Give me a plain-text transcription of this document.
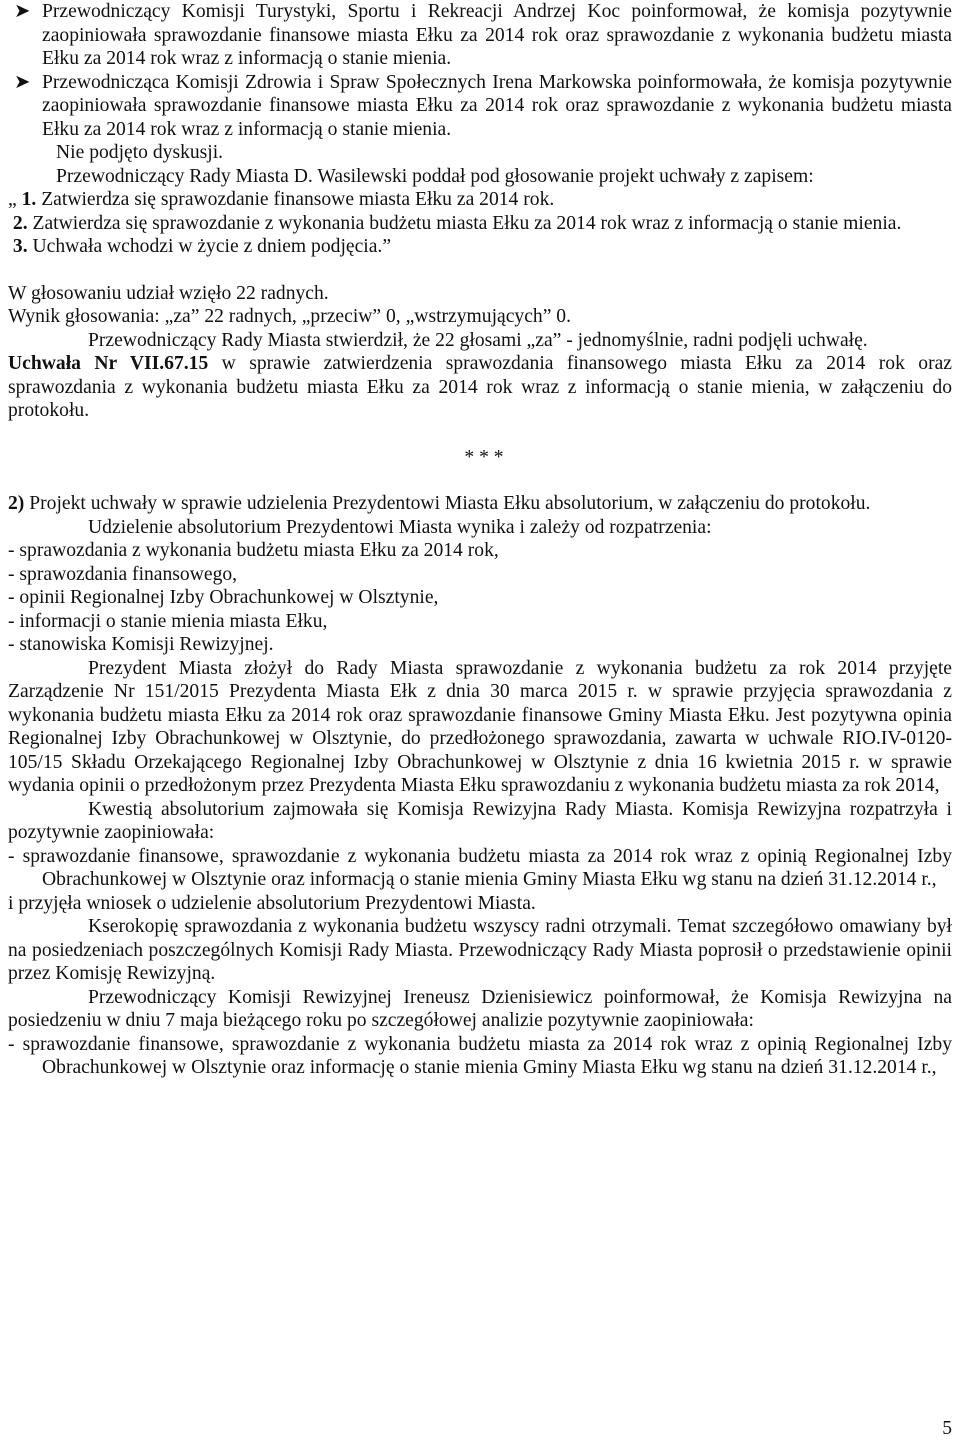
➤ Przewodniczący Komisji Turystyki, Sportu i Rekreacji Andrzej Koc poinformował, że komisja pozytywnie zaopiniowała sprawozdanie finansowe miasta Ełku za 2014 rok oraz sprawozdanie z wykonania budżetu miasta Ełku za 2014 rok wraz z informacją o stanie mienia.

➤ Przewodnicząca Komisji Zdrowia i Spraw Społecznych Irena Markowska poinformowała, że komisja pozytywnie zaopiniowała sprawozdanie finansowe miasta Ełku za 2014 rok oraz sprawozdanie z wykonania budżetu miasta Ełku za 2014 rok wraz z informacją o stanie mienia.

Nie podjęto dyskusji.

Przewodniczący Rady Miasta D. Wasilewski poddał pod głosowanie projekt uchwały z zapisem:

„ 1. Zatwierdza się sprawozdanie finansowe miasta Ełku za 2014 rok.

2. Zatwierdza się sprawozdanie z wykonania budżetu miasta Ełku za 2014 rok wraz z informacją o stanie mienia.

3. Uchwała wchodzi w życie z dniem podjęcia.”

W głosowaniu udział wzięło 22 radnych.

Wynik głosowania: „za” 22 radnych, „przeciw” 0, „wstrzymujących” 0.

Przewodniczący Rady Miasta stwierdził, że 22 głosami „za” - jednomyślnie, radni podjęli uchwałę.

Uchwała Nr VII.67.15 w sprawie zatwierdzenia sprawozdania finansowego miasta Ełku za 2014 rok oraz sprawozdania z wykonania budżetu miasta Ełku za 2014 rok wraz z informacją o stanie mienia, w załączeniu do protokołu.

* * *

2) Projekt uchwały w sprawie udzielenia Prezydentowi Miasta Ełku absolutorium, w załączeniu do protokołu.

Udzielenie absolutorium Prezydentowi Miasta wynika i zależy od rozpatrzenia:

- sprawozdania z wykonania budżetu miasta Ełku za 2014 rok,

- sprawozdania finansowego,

- opinii Regionalnej Izby Obrachunkowej w Olsztynie,

- informacji o stanie mienia miasta Ełku,

- stanowiska Komisji Rewizyjnej.

Prezydent Miasta złożył do Rady Miasta sprawozdanie z wykonania budżetu za rok 2014 przyjęte Zarządzenie Nr 151/2015 Prezydenta Miasta Ełk z dnia 30 marca 2015 r. w sprawie przyjęcia sprawozdania z wykonania budżetu miasta Ełku za 2014 rok oraz sprawozdanie finansowe Gminy Miasta Ełku. Jest pozytywna opinia Regionalnej Izby Obrachunkowej w Olsztynie, do przedłożonego sprawozdania, zawarta w uchwale RIO.IV-0120-105/15 Składu Orzekającego Regionalnej Izby Obrachunkowej w Olsztynie z dnia 16 kwietnia 2015 r. w sprawie wydania opinii o przedłożonym przez Prezydenta Miasta Ełku sprawozdaniu z wykonania budżetu miasta za rok 2014,

Kwestią absolutorium zajmowała się Komisja Rewizyjna Rady Miasta. Komisja Rewizyjna rozpatrzyła i pozytywnie zaopiniowała:

- sprawozdanie finansowe, sprawozdanie z wykonania budżetu miasta za 2014 rok wraz z opinią Regionalnej Izby Obrachunkowej w Olsztynie oraz informacją o stanie mienia Gminy Miasta Ełku wg stanu na dzień 31.12.2014 r.,

i przyjęła wniosek o udzielenie absolutorium Prezydentowi Miasta.

Kserokopię sprawozdania z wykonania budżetu wszyscy radni otrzymali. Temat szczegółowo omawiany był na posiedzeniach poszczególnych Komisji Rady Miasta. Przewodniczący Rady Miasta poprosił o przedstawienie opinii przez Komisję Rewizyjną.

Przewodniczący Komisji Rewizyjnej Ireneusz Dzienisiewicz poinformował, że Komisja Rewizyjna na posiedzeniu w dniu 7 maja bieżącego roku po szczegółowej analizie pozytywnie zaopiniowała:

- sprawozdanie finansowe, sprawozdanie z wykonania budżetu miasta za 2014 rok wraz z opinią Regionalnej Izby Obrachunkowej w Olsztynie oraz informację o stanie mienia Gminy Miasta Ełku wg stanu na dzień 31.12.2014 r.,

5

* SET TASK *
Without the pictures, extract every entry verbatim.

* THE SOLUTION *
Give me a plain-text transcription of this document.
➤ Przewodniczący Komisji Turystyki, Sportu i Rekreacji Andrzej Koc poinformował, że komisja pozytywnie zaopiniowała sprawozdanie finansowe miasta Ełku za 2014 rok oraz sprawozdanie z wykonania budżetu miasta Ełku za 2014 rok wraz z informacją o stanie mienia.

➤ Przewodnicząca Komisji Zdrowia i Spraw Społecznych Irena Markowska poinformowała, że komisja pozytywnie zaopiniowała sprawozdanie finansowe miasta Ełku za 2014 rok oraz sprawozdanie z wykonania budżetu miasta Ełku za 2014 rok wraz z informacją o stanie mienia.

Nie podjęto dyskusji.

Przewodniczący Rady Miasta D. Wasilewski poddał pod głosowanie projekt uchwały z zapisem:

„ 1. Zatwierdza się sprawozdanie finansowe miasta Ełku za 2014 rok.

2. Zatwierdza się sprawozdanie z wykonania budżetu miasta Ełku za 2014 rok wraz z informacją o stanie mienia.

3. Uchwała wchodzi w życie z dniem podjęcia.”

W głosowaniu udział wzięło 22 radnych.

Wynik głosowania: „za” 22 radnych, „przeciw” 0, „wstrzymujących” 0.

Przewodniczący Rady Miasta stwierdził, że 22 głosami „za” - jednomyślnie, radni podjęli uchwałę.

Uchwała Nr VII.67.15 w sprawie zatwierdzenia sprawozdania finansowego miasta Ełku za 2014 rok oraz sprawozdania z wykonania budżetu miasta Ełku za 2014 rok wraz z informacją o stanie mienia, w załączeniu do protokołu.

* * *

2) Projekt uchwały w sprawie udzielenia Prezydentowi Miasta Ełku absolutorium, w załączeniu do protokołu.

Udzielenie absolutorium Prezydentowi Miasta wynika i zależy od rozpatrzenia:

- sprawozdania z wykonania budżetu miasta Ełku za 2014 rok,

- sprawozdania finansowego,

- opinii Regionalnej Izby Obrachunkowej w Olsztynie,

- informacji o stanie mienia miasta Ełku,

- stanowiska Komisji Rewizyjnej.

Prezydent Miasta złożył do Rady Miasta sprawozdanie z wykonania budżetu za rok 2014 przyjęte Zarządzenie Nr 151/2015 Prezydenta Miasta Ełk z dnia 30 marca 2015 r. w sprawie przyjęcia sprawozdania z wykonania budżetu miasta Ełku za 2014 rok oraz sprawozdanie finansowe Gminy Miasta Ełku. Jest pozytywna opinia Regionalnej Izby Obrachunkowej w Olsztynie, do przedłożonego sprawozdania, zawarta w uchwale RIO.IV-0120-105/15 Składu Orzekającego Regionalnej Izby Obrachunkowej w Olsztynie z dnia 16 kwietnia 2015 r. w sprawie wydania opinii o przedłożonym przez Prezydenta Miasta Ełku sprawozdaniu z wykonania budżetu miasta za rok 2014,

Kwestią absolutorium zajmowała się Komisja Rewizyjna Rady Miasta. Komisja Rewizyjna rozpatrzyła i pozytywnie zaopiniowała:

- sprawozdanie finansowe, sprawozdanie z wykonania budżetu miasta za 2014 rok wraz z opinią Regionalnej Izby Obrachunkowej w Olsztynie oraz informacją o stanie mienia Gminy Miasta Ełku wg stanu na dzień 31.12.2014 r.,

i przyjęła wniosek o udzielenie absolutorium Prezydentowi Miasta.

Kserokopię sprawozdania z wykonania budżetu wszyscy radni otrzymali. Temat szczegółowo omawiany był na posiedzeniach poszczególnych Komisji Rady Miasta. Przewodniczący Rady Miasta poprosił o przedstawienie opinii przez Komisję Rewizyjną.

Przewodniczący Komisji Rewizyjnej Ireneusz Dzienisiewicz poinformował, że Komisja Rewizyjna na posiedzeniu w dniu 7 maja bieżącego roku po szczegółowej analizie pozytywnie zaopiniowała:

- sprawozdanie finansowe, sprawozdanie z wykonania budżetu miasta za 2014 rok wraz z opinią Regionalnej Izby Obrachunkowej w Olsztynie oraz informację o stanie mienia Gminy Miasta Ełku wg stanu na dzień 31.12.2014 r.,

5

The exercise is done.